Dataset items:
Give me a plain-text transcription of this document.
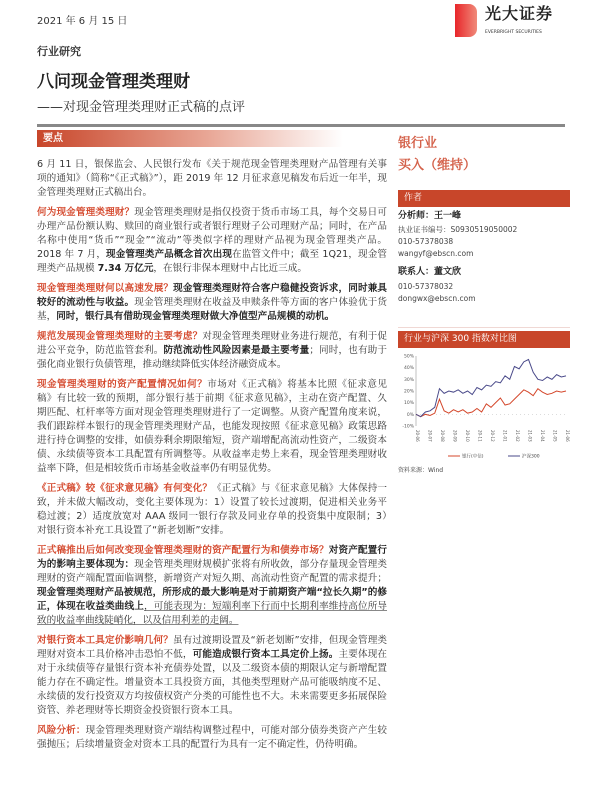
2021 年 6 月 15 日	光大证券
EVERBRIGHT SECURITIES
行业研究
八问现金管理类理财
——对现金管理类理财正式稿的点评
要点

6 月 11 日，银保监会、人民银行发布《关于规范现金管理类理财产品管理有关事项的通知》（简称“《正式稿》”），距 2019 年 12 月征求意见稿发布后近一年半，现金管理类理财正式稿出台。

何为现金管理类理财？现金管理类理财是指仅投资于货币市场工具，每个交易日可办理产品份额认购、赎回的商业银行或者银行理财子公司理财产品；同时，在产品名称中使用“货币”“现金”“流动”等类似字样的理财产品视为现金管理类产品。2018 年 7 月，现金管理类产品概念首次出现在监管文件中；截至 1Q21，现金管理类产品规模 7.34 万亿元，在银行非保本理财中占比近三成。

现金管理类理财何以高速发展？现金管理类理财符合客户稳健投资诉求，同时兼具较好的流动性与收益。现金管理类理财在收益及申赎条件等方面的客户体验优于货基，同时，银行具有借助现金管理类理财做大净值型产品规模的动机。

规范发展现金管理类理财的主要考虑？对现金管理类理财业务进行规范，有利于促进公平竞争，防范监管套利。防范流动性风险因素是最主要考量；同时，也有助于强化商业银行负债管理，推动继续降低实体经济融资成本。

现金管理类理财的资产配置情况如何？市场对《正式稿》将基本比照《征求意见稿》有比较一致的预期，部分银行基于前期《征求意见稿》，主动在资产配置、久期匹配、杠杆率等方面对现金管理类理财进行了一定调整。从资产配置角度来说，我们跟踪样本银行的现金管理类理财产品，也能发现按照《征求意见稿》政策思路进行持仓调整的安排，如债券剩余期限缩短，资产端增配高流动性资产，二级资本债、永续债等资本工具配置有所调整等。从收益率走势上来看，现金管理类理财收益率下降，但是相较货币市场基金收益率仍有明显优势。

《正式稿》较《征求意见稿》有何变化？《正式稿》与《征求意见稿》大体保持一致，并未做大幅改动，变化主要体现为：1）设置了较长过渡期，促进相关业务平稳过渡；2）适度放宽对 AAA 级同一银行存款及同业存单的投资集中度限制；3）　对银行资本补充工具设置了“新老划断”安排。

正式稿推出后如何改变现金管理类理财的资产配置行为和债券市场？对资产配置行为的影响主要体现为：现金管理类理财规模扩张将有所收敛，部分存量现金管理类理财的资产端配置面临调整，新增资产对短久期、高流动性资产配置的需求提升；现金管理类理财产品被规范，所形成的最大影响是对于前期资产端“拉长久期”的修正，体现在收益类曲线上，可能表现为：短端利率下行而中长期利率维持高位所导致的收益率曲线陡峭化，以及信用利差的走阔。

对银行资本工具定价影响几何？虽有过渡期设置及“新老划断”安排，但现金管理类理财对资本工具价格冲击恐怕不低，可能造成银行资本工具定价上扬。主要体现在对于永续债等存量银行资本补充债券处置，以及二级资本债的期限认定与新增配置能力存在不确定性。增量资本工具投资方面，其他类型理财产品可能吸纳度不足、永续债的发行投资双方均按债权资产分类的可能性也不大。未来需要更多拓展保险资管、养老理财等长期资金投资银行资本工具。

风险分析：现金管理类理财资产端结构调整过程中，可能对部分债券类资产产生较强抛压；后续增量资金对资本工具的配置行为具有一定不确定性，仍待明确。

银行业
买入（维持）
作者
分析师：王一峰
执业证书编号：S0930519050002
010-57378038
wangyf@ebscn.com
联系人：董文欣
010-57378032
dongwx@ebscn.com
行业与沪深 300 指数对比图
50%
40%
30%
20%
10%
0%
-10%
20-06 20-07 20-08 20-09 20-10 20-11 20-12 21-01 21-02 21-03 21-04 21-05 21-06
银行(中信)	沪深300
资料来源：Wind
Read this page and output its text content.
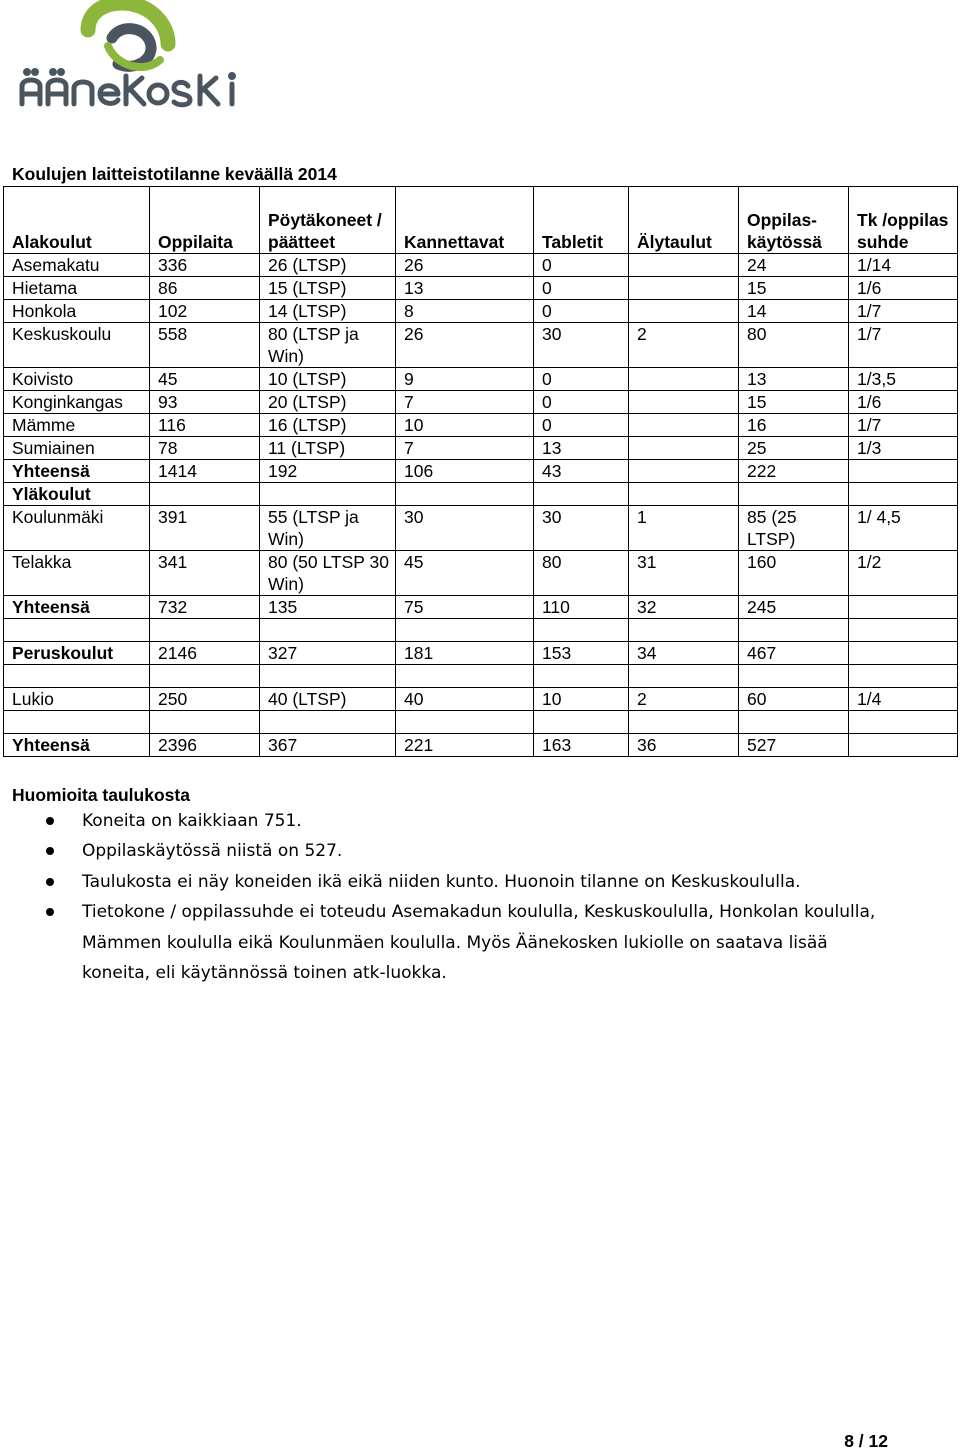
Koulujen laitteistotilanne keväällä 2014
Alakoulut	Oppilaita	Pöytäkoneet / päätteet	Kannettavat	Tabletit	Älytaulut	Oppilas-käytössä	Tk /oppilas suhde
Asemakatu	336	26 (LTSP)	26	0		24	1/14
Hietama	86	15 (LTSP)	13	0		15	1/6
Honkola	102	14 (LTSP)	8	0		14	1/7
Keskuskoulu	558	80 (LTSP ja Win)	26	30	2	80	1/7
Koivisto	45	10 (LTSP)	9	0		13	1/3,5
Konginkangas	93	20 (LTSP)	7	0		15	1/6
Mämme	116	16 (LTSP)	10	0		16	1/7
Sumiainen	78	11 (LTSP)	7	13		25	1/3
Yhteensä	1414	192	106	43		222	
Yläkoulut							
Koulunmäki	391	55 (LTSP ja Win)	30	30	1	85 (25 LTSP)	1/ 4,5
Telakka	341	80 (50 LTSP 30 Win)	45	80	31	160	1/2
Yhteensä	732	135	75	110	32	245	

Peruskoulut	2146	327	181	153	34	467	

Lukio	250	40 (LTSP)	40	10	2	60	1/4

Yhteensä	2396	367	221	163	36	527	
Huomioita taulukosta
Koneita on kaikkiaan 751.
Oppilaskäytössä niistä on 527.
Taulukosta ei näy koneiden ikä eikä niiden kunto. Huonoin tilanne on Keskuskoululla.
Tietokone / oppilassuhde ei toteudu Asemakadun koululla, Keskuskoululla, Honkolan koululla, Mämmen koululla eikä Koulunmäen koululla. Myös Äänekosken lukiolle on saatava lisää koneita, eli käytännössä toinen atk-luokka.
8 / 12
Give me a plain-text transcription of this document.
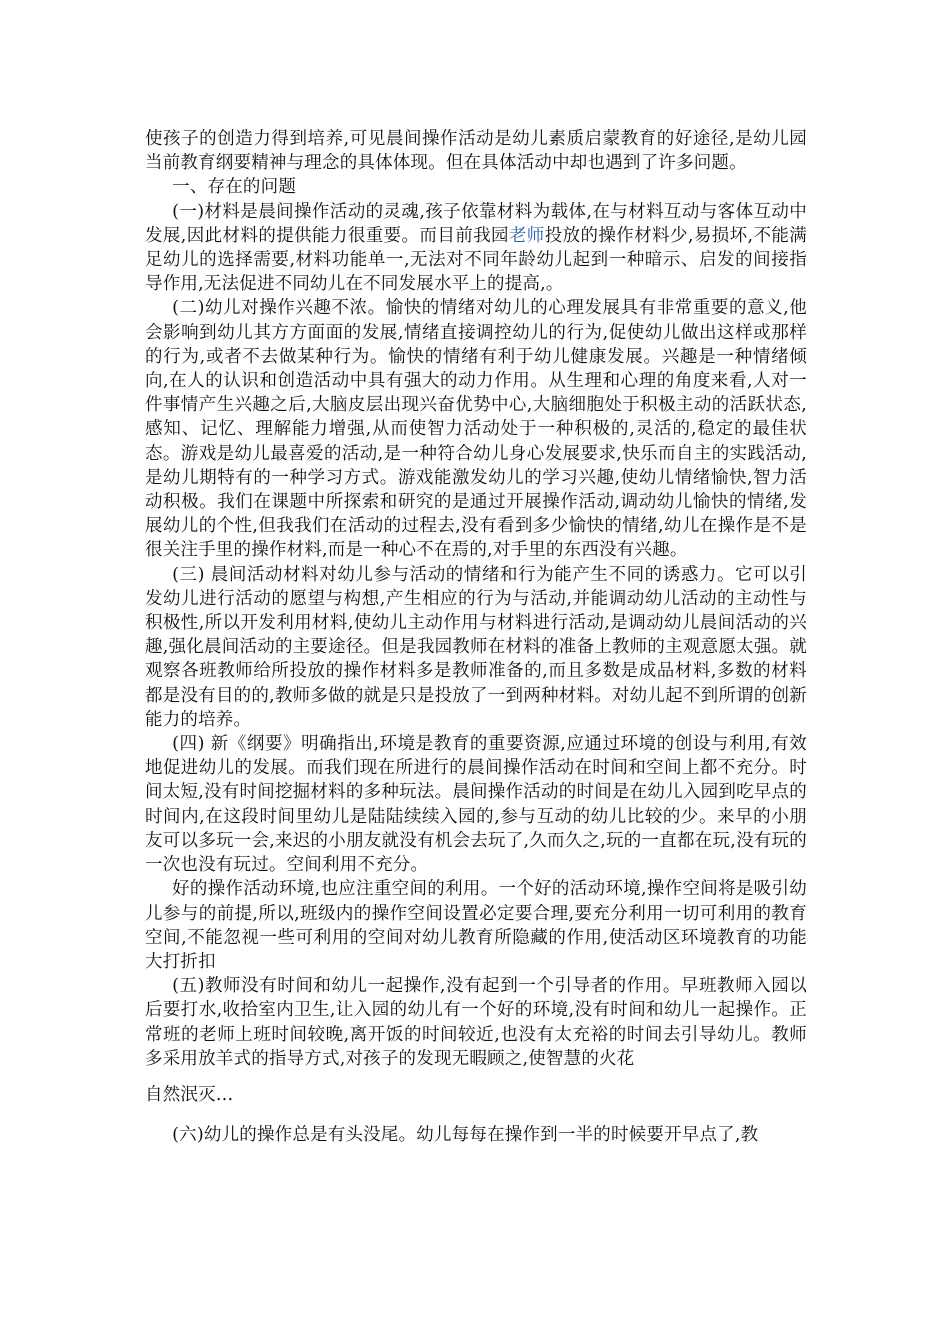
使孩子的创造力得到培养,可见晨间操作活动是幼儿素质启蒙教育的好途径,是幼儿园当前教育纲要精神与理念的具体体现。但在具体活动中却也遇到了许多问题。

一、存在的问题

(一)材料是晨间操作活动的灵魂,孩子依靠材料为载体,在与材料互动与客体互动中发展,因此材料的提供能力很重要。而目前我园老师投放的操作材料少,易损坏,不能满足幼儿的选择需要,材料功能单一,无法对不同年龄幼儿起到一种暗示、启发的间接指导作用,无法促进不同幼儿在不同发展水平上的提高,。

(二)幼儿对操作兴趣不浓。愉快的情绪对幼儿的心理发展具有非常重要的意义,他会影响到幼儿其方方面面的发展,情绪直接调控幼儿的行为,促使幼儿做出这样或那样的行为,或者不去做某种行为。愉快的情绪有利于幼儿健康发展。兴趣是一种情绪倾向,在人的认识和创造活动中具有强大的动力作用。从生理和心理的角度来看,人对一件事情产生兴趣之后,大脑皮层出现兴奋优势中心,大脑细胞处于积极主动的活跃状态,感知、记忆、理解能力增强,从而使智力活动处于一种积极的,灵活的,稳定的最佳状态。游戏是幼儿最喜爱的活动,是一种符合幼儿身心发展要求,快乐而自主的实践活动,是幼儿期特有的一种学习方式。游戏能激发幼儿的学习兴趣,使幼儿情绪愉快,智力活动积极。我们在课题中所探索和研究的是通过开展操作活动,调动幼儿愉快的情绪,发展幼儿的个性,但我我们在活动的过程去,没有看到多少愉快的情绪,幼儿在操作是不是很关注手里的操作材料,而是一种心不在焉的,对手里的东西没有兴趣。

(三) 晨间活动材料对幼儿参与活动的情绪和行为能产生不同的诱惑力。它可以引发幼儿进行活动的愿望与构想,产生相应的行为与活动,并能调动幼儿活动的主动性与积极性,所以开发利用材料,使幼儿主动作用与材料进行活动,是调动幼儿晨间活动的兴趣,强化晨间活动的主要途径。但是我园教师在材料的准备上教师的主观意愿太强。就观察各班教师给所投放的操作材料多是教师准备的,而且多数是成品材料,多数的材料都是没有目的的,教师多做的就是只是投放了一到两种材料。对幼儿起不到所谓的创新能力的培养。

(四) 新《纲要》明确指出,环境是教育的重要资源,应通过环境的创设与利用,有效地促进幼儿的发展。而我们现在所进行的晨间操作活动在时间和空间上都不充分。时间太短,没有时间挖掘材料的多种玩法。晨间操作活动的时间是在幼儿入园到吃早点的时间内,在这段时间里幼儿是陆陆续续入园的,参与互动的幼儿比较的少。来早的小朋友可以多玩一会,来迟的小朋友就没有机会去玩了,久而久之,玩的一直都在玩,没有玩的一次也没有玩过。空间利用不充分。

好的操作活动环境,也应注重空间的利用。一个好的活动环境,操作空间将是吸引幼儿参与的前提,所以,班级内的操作空间设置必定要合理,要充分利用一切可利用的教育空间,不能忽视一些可利用的空间对幼儿教育所隐藏的作用,使活动区环境教育的功能大打折扣

(五)教师没有时间和幼儿一起操作,没有起到一个引导者的作用。早班教师入园以后要打水,收拾室内卫生,让入园的幼儿有一个好的环境,没有时间和幼儿一起操作。正常班的老师上班时间较晚,离开饭的时间较近,也没有太充裕的时间去引导幼儿。教师多采用放羊式的指导方式,对孩子的发现无暇顾之,使智慧的火花

自然泯灭…

(六)幼儿的操作总是有头没尾。幼儿每每在操作到一半的时候要开早点了,教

■ Do this: Go over the records above line by line and count those holding the word "LTSP". Reply only with the number.

■ Problem solution: 11